→ **Exercise brief**
Copy the lines holding the word "입력하세요", all of them.

-- Input for this task start --

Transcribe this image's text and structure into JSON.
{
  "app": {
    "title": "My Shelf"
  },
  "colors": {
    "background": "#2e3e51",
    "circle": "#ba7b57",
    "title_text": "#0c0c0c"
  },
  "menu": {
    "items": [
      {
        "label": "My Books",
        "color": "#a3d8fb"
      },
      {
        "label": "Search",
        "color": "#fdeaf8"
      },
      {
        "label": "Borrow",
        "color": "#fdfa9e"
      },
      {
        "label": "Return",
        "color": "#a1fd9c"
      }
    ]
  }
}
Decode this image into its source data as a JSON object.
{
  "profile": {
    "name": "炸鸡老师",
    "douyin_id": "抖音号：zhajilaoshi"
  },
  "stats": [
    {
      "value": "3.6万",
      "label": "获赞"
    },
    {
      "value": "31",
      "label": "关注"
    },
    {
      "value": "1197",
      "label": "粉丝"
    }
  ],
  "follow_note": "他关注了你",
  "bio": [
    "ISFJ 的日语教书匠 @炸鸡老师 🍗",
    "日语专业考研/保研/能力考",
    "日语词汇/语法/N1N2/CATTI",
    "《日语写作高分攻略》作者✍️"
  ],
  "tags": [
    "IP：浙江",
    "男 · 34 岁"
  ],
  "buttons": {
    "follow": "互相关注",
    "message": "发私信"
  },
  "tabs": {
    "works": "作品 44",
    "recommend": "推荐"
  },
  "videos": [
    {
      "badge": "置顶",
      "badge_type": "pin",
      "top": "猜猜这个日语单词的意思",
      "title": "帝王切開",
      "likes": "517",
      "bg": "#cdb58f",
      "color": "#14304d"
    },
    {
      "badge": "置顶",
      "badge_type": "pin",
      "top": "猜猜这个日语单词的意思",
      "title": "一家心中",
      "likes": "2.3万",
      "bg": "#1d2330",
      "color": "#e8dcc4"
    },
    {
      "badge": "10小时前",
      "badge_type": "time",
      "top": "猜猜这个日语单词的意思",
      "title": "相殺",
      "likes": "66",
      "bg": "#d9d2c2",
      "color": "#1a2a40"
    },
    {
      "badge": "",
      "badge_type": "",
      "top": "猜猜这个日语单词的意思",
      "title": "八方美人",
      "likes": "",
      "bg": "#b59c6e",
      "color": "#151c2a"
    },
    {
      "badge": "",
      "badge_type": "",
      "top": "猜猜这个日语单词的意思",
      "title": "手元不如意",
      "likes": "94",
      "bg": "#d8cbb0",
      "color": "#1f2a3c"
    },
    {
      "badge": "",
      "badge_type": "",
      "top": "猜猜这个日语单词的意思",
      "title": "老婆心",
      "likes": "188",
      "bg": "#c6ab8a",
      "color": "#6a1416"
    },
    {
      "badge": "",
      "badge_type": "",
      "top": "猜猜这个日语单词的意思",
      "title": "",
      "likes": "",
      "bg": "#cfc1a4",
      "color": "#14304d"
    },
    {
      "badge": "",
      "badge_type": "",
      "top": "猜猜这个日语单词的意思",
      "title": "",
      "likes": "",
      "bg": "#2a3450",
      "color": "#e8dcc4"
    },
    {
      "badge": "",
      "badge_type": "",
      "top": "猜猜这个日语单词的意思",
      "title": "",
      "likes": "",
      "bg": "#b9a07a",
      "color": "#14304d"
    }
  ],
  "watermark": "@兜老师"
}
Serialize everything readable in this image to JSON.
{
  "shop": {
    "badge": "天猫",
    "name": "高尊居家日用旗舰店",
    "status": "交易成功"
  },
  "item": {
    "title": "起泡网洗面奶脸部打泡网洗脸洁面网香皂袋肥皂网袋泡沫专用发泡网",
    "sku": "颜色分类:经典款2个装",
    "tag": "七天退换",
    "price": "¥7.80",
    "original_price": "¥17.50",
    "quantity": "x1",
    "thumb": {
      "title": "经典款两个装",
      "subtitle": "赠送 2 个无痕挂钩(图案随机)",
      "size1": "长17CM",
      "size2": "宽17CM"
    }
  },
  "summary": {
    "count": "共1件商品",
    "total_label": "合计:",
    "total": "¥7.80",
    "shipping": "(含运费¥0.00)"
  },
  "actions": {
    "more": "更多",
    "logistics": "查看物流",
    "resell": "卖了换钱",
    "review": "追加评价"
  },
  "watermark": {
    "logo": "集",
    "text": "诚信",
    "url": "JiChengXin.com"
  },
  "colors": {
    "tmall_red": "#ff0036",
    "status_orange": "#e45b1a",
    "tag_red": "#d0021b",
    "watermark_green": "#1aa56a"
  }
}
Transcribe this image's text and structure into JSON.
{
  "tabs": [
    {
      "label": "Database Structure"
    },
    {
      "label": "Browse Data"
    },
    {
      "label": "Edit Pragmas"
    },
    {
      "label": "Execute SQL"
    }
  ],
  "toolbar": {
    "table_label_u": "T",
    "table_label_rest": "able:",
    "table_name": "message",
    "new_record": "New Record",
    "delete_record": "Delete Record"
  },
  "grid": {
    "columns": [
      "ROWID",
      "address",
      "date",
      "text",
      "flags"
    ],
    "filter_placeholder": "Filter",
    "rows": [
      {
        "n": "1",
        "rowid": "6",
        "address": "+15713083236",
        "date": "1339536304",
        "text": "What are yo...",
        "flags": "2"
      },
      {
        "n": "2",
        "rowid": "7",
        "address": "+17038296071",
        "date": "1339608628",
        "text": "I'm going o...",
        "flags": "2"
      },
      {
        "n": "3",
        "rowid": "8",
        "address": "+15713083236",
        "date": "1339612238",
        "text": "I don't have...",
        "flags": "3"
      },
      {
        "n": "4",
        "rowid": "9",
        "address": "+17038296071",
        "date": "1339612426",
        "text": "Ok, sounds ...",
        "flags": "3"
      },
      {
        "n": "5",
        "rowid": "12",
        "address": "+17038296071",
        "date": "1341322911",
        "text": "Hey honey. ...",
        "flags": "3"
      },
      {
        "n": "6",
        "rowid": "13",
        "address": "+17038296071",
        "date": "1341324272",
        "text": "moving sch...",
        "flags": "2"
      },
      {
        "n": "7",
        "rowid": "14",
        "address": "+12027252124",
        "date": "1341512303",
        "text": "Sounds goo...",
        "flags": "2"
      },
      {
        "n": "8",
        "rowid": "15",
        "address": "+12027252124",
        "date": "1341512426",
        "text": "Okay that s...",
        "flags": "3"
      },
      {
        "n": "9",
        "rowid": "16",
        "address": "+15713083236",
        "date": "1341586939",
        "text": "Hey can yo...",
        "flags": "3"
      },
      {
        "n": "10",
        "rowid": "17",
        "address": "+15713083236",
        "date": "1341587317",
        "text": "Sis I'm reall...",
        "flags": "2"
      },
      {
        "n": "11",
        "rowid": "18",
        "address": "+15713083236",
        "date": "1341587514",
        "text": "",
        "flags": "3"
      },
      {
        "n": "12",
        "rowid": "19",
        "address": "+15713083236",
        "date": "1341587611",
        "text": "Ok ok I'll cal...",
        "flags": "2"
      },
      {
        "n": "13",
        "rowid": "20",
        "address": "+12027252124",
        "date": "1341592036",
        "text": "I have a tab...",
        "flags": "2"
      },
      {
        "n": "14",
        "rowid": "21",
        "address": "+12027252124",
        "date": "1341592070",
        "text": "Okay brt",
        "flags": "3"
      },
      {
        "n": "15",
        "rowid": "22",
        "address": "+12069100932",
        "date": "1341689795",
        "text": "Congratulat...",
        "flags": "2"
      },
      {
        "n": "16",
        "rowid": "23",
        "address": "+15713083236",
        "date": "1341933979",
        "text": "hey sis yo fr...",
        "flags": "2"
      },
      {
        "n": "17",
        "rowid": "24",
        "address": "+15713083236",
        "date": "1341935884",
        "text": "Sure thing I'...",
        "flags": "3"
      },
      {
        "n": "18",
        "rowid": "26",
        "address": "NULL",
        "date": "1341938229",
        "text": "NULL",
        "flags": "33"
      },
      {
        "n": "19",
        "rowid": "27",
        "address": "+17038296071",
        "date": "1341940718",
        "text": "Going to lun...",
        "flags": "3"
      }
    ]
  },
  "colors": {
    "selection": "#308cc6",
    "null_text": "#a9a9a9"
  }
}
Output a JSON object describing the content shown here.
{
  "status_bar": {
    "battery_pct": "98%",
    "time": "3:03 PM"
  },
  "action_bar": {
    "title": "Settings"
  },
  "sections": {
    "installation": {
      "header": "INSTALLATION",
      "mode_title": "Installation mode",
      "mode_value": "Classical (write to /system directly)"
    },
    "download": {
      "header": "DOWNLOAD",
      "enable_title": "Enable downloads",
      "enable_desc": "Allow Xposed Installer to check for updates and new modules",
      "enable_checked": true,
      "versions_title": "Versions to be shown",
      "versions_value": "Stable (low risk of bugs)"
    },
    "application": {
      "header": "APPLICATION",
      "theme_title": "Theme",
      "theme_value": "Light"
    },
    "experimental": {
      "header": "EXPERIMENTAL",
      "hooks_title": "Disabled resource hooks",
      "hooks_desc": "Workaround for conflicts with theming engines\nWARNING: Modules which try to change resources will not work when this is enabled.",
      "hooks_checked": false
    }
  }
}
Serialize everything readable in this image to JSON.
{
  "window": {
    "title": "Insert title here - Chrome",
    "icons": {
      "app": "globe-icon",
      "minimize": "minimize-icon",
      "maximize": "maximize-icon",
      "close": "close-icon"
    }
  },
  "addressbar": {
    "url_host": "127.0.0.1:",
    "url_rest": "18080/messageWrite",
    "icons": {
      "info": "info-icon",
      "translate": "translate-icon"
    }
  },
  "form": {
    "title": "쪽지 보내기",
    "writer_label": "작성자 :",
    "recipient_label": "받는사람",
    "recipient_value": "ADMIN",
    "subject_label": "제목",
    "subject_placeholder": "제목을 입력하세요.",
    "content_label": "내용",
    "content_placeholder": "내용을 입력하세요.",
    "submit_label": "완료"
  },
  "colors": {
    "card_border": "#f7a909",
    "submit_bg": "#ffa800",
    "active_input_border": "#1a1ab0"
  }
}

-- Input for this task end --

→ **Output below**
    "subject_placeholder": "제목을 입력하세요.",
    "content_placeholder": "내용을 입력하세요.",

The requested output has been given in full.